**Work to complete**.
Would you return the complete listing below word for word?

**Material to process**.
========

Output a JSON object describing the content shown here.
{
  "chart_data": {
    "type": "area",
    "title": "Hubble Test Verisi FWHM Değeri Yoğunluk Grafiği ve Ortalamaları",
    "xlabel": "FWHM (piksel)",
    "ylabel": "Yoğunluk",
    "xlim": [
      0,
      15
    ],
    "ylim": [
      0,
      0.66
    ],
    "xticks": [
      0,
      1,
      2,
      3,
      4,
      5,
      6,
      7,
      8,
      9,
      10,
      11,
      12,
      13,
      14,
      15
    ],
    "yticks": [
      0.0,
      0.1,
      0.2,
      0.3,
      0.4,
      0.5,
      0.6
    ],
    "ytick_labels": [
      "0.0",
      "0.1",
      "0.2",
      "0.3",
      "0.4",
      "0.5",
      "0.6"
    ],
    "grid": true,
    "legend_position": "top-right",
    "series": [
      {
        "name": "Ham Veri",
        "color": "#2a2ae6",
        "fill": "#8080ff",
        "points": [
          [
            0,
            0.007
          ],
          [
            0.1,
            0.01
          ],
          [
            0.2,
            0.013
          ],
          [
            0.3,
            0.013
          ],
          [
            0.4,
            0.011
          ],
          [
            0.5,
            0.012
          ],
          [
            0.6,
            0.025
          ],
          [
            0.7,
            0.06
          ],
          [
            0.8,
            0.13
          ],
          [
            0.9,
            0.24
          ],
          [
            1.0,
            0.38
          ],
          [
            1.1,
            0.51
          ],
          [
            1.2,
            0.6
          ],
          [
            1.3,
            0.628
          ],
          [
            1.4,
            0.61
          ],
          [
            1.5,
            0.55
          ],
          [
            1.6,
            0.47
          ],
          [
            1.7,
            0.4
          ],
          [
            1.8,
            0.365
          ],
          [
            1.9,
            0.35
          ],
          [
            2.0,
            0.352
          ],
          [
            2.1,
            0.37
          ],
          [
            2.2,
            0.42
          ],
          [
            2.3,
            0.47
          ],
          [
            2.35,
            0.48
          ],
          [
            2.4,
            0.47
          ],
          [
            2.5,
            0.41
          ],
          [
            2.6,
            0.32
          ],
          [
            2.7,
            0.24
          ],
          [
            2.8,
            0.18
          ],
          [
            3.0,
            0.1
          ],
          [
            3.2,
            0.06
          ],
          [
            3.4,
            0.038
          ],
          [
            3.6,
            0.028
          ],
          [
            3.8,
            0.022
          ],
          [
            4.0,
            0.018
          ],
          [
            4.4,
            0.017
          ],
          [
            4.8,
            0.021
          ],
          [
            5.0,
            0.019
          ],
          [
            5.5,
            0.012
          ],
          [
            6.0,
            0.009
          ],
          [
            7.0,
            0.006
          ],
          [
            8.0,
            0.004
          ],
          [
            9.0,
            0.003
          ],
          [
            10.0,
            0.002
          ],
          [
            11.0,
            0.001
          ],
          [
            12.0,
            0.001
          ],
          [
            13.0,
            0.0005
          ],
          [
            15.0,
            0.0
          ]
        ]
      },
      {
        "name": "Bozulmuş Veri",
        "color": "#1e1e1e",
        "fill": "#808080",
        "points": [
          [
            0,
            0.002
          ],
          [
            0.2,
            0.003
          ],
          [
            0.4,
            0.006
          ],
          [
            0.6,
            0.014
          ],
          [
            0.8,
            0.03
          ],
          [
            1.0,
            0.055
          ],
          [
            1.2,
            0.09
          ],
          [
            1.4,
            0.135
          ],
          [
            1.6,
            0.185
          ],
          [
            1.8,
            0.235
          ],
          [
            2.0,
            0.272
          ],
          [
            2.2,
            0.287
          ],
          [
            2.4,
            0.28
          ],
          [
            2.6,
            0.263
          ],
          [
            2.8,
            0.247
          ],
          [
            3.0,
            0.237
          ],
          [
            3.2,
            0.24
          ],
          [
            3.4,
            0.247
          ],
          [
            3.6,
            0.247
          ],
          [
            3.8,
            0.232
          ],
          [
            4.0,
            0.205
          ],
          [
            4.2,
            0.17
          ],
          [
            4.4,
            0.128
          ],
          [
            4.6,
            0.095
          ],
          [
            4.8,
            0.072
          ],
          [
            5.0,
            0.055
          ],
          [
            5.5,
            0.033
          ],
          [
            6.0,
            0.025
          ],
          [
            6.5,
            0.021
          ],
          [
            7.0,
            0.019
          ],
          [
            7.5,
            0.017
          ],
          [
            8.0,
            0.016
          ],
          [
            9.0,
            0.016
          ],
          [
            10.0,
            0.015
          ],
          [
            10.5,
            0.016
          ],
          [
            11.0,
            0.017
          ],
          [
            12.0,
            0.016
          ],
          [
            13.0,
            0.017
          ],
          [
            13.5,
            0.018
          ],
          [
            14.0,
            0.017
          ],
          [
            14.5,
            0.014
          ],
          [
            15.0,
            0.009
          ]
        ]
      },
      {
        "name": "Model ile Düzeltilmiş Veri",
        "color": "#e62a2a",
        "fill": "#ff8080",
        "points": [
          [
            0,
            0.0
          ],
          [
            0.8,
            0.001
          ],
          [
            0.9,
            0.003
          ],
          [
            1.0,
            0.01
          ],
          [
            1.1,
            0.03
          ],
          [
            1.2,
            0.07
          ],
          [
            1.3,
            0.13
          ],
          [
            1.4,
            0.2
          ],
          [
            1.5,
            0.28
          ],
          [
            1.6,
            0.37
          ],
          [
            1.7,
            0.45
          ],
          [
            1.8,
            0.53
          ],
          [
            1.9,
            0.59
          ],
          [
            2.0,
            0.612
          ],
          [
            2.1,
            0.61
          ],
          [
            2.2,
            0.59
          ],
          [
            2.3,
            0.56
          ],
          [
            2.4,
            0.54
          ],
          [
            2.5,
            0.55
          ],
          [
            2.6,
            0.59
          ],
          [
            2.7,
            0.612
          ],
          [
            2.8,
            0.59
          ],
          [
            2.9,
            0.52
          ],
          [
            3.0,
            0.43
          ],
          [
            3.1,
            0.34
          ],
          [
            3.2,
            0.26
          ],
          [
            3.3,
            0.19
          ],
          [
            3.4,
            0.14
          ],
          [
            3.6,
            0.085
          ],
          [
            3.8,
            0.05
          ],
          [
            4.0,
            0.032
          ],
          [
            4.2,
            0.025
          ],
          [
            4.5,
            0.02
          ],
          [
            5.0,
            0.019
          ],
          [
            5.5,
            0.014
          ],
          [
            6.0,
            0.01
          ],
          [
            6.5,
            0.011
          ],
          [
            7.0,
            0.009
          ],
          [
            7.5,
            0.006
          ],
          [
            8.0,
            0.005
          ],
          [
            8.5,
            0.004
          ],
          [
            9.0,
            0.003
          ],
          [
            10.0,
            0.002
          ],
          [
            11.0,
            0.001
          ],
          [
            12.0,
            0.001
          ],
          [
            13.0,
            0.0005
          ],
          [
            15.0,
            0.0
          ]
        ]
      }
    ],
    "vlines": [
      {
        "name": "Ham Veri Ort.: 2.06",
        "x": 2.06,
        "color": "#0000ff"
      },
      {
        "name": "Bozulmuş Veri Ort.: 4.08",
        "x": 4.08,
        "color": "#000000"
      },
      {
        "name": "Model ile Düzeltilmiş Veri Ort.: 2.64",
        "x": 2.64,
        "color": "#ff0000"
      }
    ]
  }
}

========

**Response to the task**.
Output a JSON object describing the content shown here.
{
  "chart_data": {
    "type": "area",
    "title": "Hubble Test Verisi FWHM Değeri Yoğunluk Grafiği ve Ortalamaları",
    "xlabel": "FWHM (piksel)",
    "ylabel": "Yoğunluk",
    "xlim": [
      0,
      15
    ],
    "ylim": [
      0,
      0.66
    ],
    "xticks": [
      0,
      1,
      2,
      3,
      4,
      5,
      6,
      7,
      8,
      9,
      10,
      11,
      12,
      13,
      14,
      15
    ],
    "yticks": [
      0.0,
      0.1,
      0.2,
      0.3,
      0.4,
      0.5,
      0.6
    ],
    "ytick_labels": [
      "0.0",
      "0.1",
      "0.2",
      "0.3",
      "0.4",
      "0.5",
      "0.6"
    ],
    "grid": true,
    "legend_position": "top-right",
    "series": [
      {
        "name": "Ham Veri",
        "color": "#2a2ae6",
        "fill": "#8080ff",
        "points": [
          [
            0,
            0.007
          ],
          [
            0.1,
            0.01
          ],
          [
            0.2,
            0.013
          ],
          [
            0.3,
            0.013
          ],
          [
            0.4,
            0.011
          ],
          [
            0.5,
            0.012
          ],
          [
            0.6,
            0.025
          ],
          [
            0.7,
            0.06
          ],
          [
            0.8,
            0.13
          ],
          [
            0.9,
            0.24
          ],
          [
            1.0,
            0.38
          ],
          [
            1.1,
            0.51
          ],
          [
            1.2,
            0.6
          ],
          [
            1.3,
            0.628
          ],
          [
            1.4,
            0.61
          ],
          [
            1.5,
            0.55
          ],
          [
            1.6,
            0.47
          ],
          [
            1.7,
            0.4
          ],
          [
            1.8,
            0.365
          ],
          [
            1.9,
            0.35
          ],
          [
            2.0,
            0.352
          ],
          [
            2.1,
            0.37
          ],
          [
            2.2,
            0.42
          ],
          [
            2.3,
            0.47
          ],
          [
            2.35,
            0.48
          ],
          [
            2.4,
            0.47
          ],
          [
            2.5,
            0.41
          ],
          [
            2.6,
            0.32
          ],
          [
            2.7,
            0.24
          ],
          [
            2.8,
            0.18
          ],
          [
            3.0,
            0.1
          ],
          [
            3.2,
            0.06
          ],
          [
            3.4,
            0.038
          ],
          [
            3.6,
            0.028
          ],
          [
            3.8,
            0.022
          ],
          [
            4.0,
            0.018
          ],
          [
            4.4,
            0.017
          ],
          [
            4.8,
            0.021
          ],
          [
            5.0,
            0.019
          ],
          [
            5.5,
            0.012
          ],
          [
            6.0,
            0.009
          ],
          [
            7.0,
            0.006
          ],
          [
            8.0,
            0.004
          ],
          [
            9.0,
            0.003
          ],
          [
            10.0,
            0.002
          ],
          [
            11.0,
            0.001
          ],
          [
            12.0,
            0.001
          ],
          [
            13.0,
            0.0005
          ],
          [
            15.0,
            0.0
          ]
        ]
      },
      {
        "name": "Bozulmuş Veri",
        "color": "#1e1e1e",
        "fill": "#808080",
        "points": [
          [
            0,
            0.002
          ],
          [
            0.2,
            0.003
          ],
          [
            0.4,
            0.006
          ],
          [
            0.6,
            0.014
          ],
          [
            0.8,
            0.03
          ],
          [
            1.0,
            0.055
          ],
          [
            1.2,
            0.09
          ],
          [
            1.4,
            0.135
          ],
          [
            1.6,
            0.185
          ],
          [
            1.8,
            0.235
          ],
          [
            2.0,
            0.272
          ],
          [
            2.2,
            0.287
          ],
          [
            2.4,
            0.28
          ],
          [
            2.6,
            0.263
          ],
          [
            2.8,
            0.247
          ],
          [
            3.0,
            0.237
          ],
          [
            3.2,
            0.24
          ],
          [
            3.4,
            0.247
          ],
          [
            3.6,
            0.247
          ],
          [
            3.8,
            0.232
          ],
          [
            4.0,
            0.205
          ],
          [
            4.2,
            0.17
          ],
          [
            4.4,
            0.128
          ],
          [
            4.6,
            0.095
          ],
          [
            4.8,
            0.072
          ],
          [
            5.0,
            0.055
          ],
          [
            5.5,
            0.033
          ],
          [
            6.0,
            0.025
          ],
          [
            6.5,
            0.021
          ],
          [
            7.0,
            0.019
          ],
          [
            7.5,
            0.017
          ],
          [
            8.0,
            0.016
          ],
          [
            9.0,
            0.016
          ],
          [
            10.0,
            0.015
          ],
          [
            10.5,
            0.016
          ],
          [
            11.0,
            0.017
          ],
          [
            12.0,
            0.016
          ],
          [
            13.0,
            0.017
          ],
          [
            13.5,
            0.018
          ],
          [
            14.0,
            0.017
          ],
          [
            14.5,
            0.014
          ],
          [
            15.0,
            0.009
          ]
        ]
      },
      {
        "name": "Model ile Düzeltilmiş Veri",
        "color": "#e62a2a",
        "fill": "#ff8080",
        "points": [
          [
            0,
            0.0
          ],
          [
            0.8,
            0.001
          ],
          [
            0.9,
            0.003
          ],
          [
            1.0,
            0.01
          ],
          [
            1.1,
            0.03
          ],
          [
            1.2,
            0.07
          ],
          [
            1.3,
            0.13
          ],
          [
            1.4,
            0.2
          ],
          [
            1.5,
            0.28
          ],
          [
            1.6,
            0.37
          ],
          [
            1.7,
            0.45
          ],
          [
            1.8,
            0.53
          ],
          [
            1.9,
            0.59
          ],
          [
            2.0,
            0.612
          ],
          [
            2.1,
            0.61
          ],
          [
            2.2,
            0.59
          ],
          [
            2.3,
            0.56
          ],
          [
            2.4,
            0.54
          ],
          [
            2.5,
            0.55
          ],
          [
            2.6,
            0.59
          ],
          [
            2.7,
            0.612
          ],
          [
            2.8,
            0.59
          ],
          [
            2.9,
            0.52
          ],
          [
            3.0,
            0.43
          ],
          [
            3.1,
            0.34
          ],
          [
            3.2,
            0.26
          ],
          [
            3.3,
            0.19
          ],
          [
            3.4,
            0.14
          ],
          [
            3.6,
            0.085
          ],
          [
            3.8,
            0.05
          ],
          [
            4.0,
            0.032
          ],
          [
            4.2,
            0.025
          ],
          [
            4.5,
            0.02
          ],
          [
            5.0,
            0.019
          ],
          [
            5.5,
            0.014
          ],
          [
            6.0,
            0.01
          ],
          [
            6.5,
            0.011
          ],
          [
            7.0,
            0.009
          ],
          [
            7.5,
            0.006
          ],
          [
            8.0,
            0.005
          ],
          [
            8.5,
            0.004
          ],
          [
            9.0,
            0.003
          ],
          [
            10.0,
            0.002
          ],
          [
            11.0,
            0.001
          ],
          [
            12.0,
            0.001
          ],
          [
            13.0,
            0.0005
          ],
          [
            15.0,
            0.0
          ]
        ]
      }
    ],
    "vlines": [
      {
        "name": "Ham Veri Ort.: 2.06",
        "x": 2.06,
        "color": "#0000ff"
      },
      {
        "name": "Bozulmuş Veri Ort.: 4.08",
        "x": 4.08,
        "color": "#000000"
      },
      {
        "name": "Model ile Düzeltilmiş Veri Ort.: 2.64",
        "x": 2.64,
        "color": "#ff0000"
      }
    ]
  }
}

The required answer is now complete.